PROBLEM DESCRIPTION — Find every line in the records that holds the string "section". Copy each one.

┌─ INPUT FOR THIS TASK

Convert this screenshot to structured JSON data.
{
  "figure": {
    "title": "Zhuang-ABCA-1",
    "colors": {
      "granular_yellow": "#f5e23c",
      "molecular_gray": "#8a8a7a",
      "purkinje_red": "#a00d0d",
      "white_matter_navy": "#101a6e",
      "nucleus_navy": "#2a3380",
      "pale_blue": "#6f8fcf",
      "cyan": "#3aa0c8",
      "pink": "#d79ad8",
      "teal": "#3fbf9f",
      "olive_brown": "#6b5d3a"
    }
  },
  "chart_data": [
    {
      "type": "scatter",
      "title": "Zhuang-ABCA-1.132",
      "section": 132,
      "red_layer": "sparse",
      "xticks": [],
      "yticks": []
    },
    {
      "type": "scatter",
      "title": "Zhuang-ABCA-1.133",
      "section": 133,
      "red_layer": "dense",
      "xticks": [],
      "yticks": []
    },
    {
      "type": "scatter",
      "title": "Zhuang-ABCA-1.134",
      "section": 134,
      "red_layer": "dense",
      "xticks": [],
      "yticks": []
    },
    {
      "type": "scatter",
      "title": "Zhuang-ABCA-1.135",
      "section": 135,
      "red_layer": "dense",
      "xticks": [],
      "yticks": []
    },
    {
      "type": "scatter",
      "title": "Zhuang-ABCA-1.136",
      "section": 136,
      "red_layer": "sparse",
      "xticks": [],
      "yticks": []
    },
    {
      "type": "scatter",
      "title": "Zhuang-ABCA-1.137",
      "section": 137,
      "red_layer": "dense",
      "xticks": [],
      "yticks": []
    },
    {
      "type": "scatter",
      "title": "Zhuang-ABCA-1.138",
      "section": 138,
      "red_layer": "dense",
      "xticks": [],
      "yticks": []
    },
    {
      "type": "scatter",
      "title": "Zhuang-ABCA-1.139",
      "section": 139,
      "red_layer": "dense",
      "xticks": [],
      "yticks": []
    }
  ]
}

└─
┌─ INPUT FOR THIS TASK

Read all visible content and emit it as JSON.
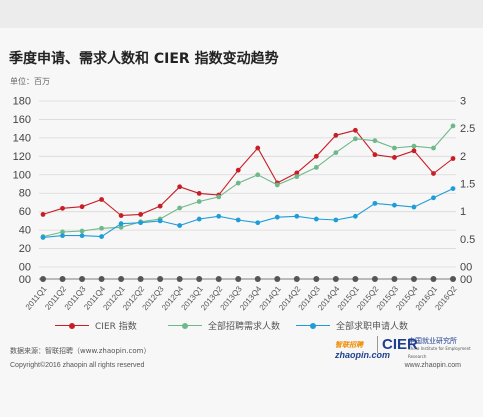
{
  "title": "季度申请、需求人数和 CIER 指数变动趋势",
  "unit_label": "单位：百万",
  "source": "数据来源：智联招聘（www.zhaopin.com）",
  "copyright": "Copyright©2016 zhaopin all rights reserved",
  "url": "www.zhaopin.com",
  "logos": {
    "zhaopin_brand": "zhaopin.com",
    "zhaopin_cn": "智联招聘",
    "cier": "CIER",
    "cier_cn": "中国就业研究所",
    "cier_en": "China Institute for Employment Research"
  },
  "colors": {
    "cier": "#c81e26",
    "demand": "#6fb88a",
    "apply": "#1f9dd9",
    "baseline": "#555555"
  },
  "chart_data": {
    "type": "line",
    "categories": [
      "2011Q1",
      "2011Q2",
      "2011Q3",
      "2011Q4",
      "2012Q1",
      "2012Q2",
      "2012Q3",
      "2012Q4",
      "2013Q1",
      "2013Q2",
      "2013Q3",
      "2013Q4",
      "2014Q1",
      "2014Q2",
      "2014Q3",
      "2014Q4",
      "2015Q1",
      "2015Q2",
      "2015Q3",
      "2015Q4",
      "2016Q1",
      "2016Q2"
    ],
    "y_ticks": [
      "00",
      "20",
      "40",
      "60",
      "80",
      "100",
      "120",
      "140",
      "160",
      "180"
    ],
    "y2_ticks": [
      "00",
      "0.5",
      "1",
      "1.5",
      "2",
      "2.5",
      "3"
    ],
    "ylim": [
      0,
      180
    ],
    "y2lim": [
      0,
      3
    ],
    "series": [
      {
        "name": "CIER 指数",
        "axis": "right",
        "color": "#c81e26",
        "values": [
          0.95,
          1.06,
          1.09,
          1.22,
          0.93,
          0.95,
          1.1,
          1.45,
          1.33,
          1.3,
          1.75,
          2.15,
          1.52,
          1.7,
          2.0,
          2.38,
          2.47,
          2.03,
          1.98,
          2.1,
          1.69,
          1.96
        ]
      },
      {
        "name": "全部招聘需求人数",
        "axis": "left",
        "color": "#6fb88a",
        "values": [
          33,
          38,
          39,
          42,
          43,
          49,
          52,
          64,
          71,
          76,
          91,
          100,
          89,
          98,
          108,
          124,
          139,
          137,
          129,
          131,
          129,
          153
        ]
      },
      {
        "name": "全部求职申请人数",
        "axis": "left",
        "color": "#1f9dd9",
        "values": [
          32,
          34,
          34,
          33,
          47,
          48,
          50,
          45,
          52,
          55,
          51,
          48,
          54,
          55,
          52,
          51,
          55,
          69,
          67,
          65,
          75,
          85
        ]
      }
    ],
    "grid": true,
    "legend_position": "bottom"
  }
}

└─

SOLUTION FOR THIS PROBLEM —
      "section": 132,
      "section": 133,
      "section": 134,
      "section": 135,
      "section": 136,
      "section": 137,
      "section": 138,
      "section": 139,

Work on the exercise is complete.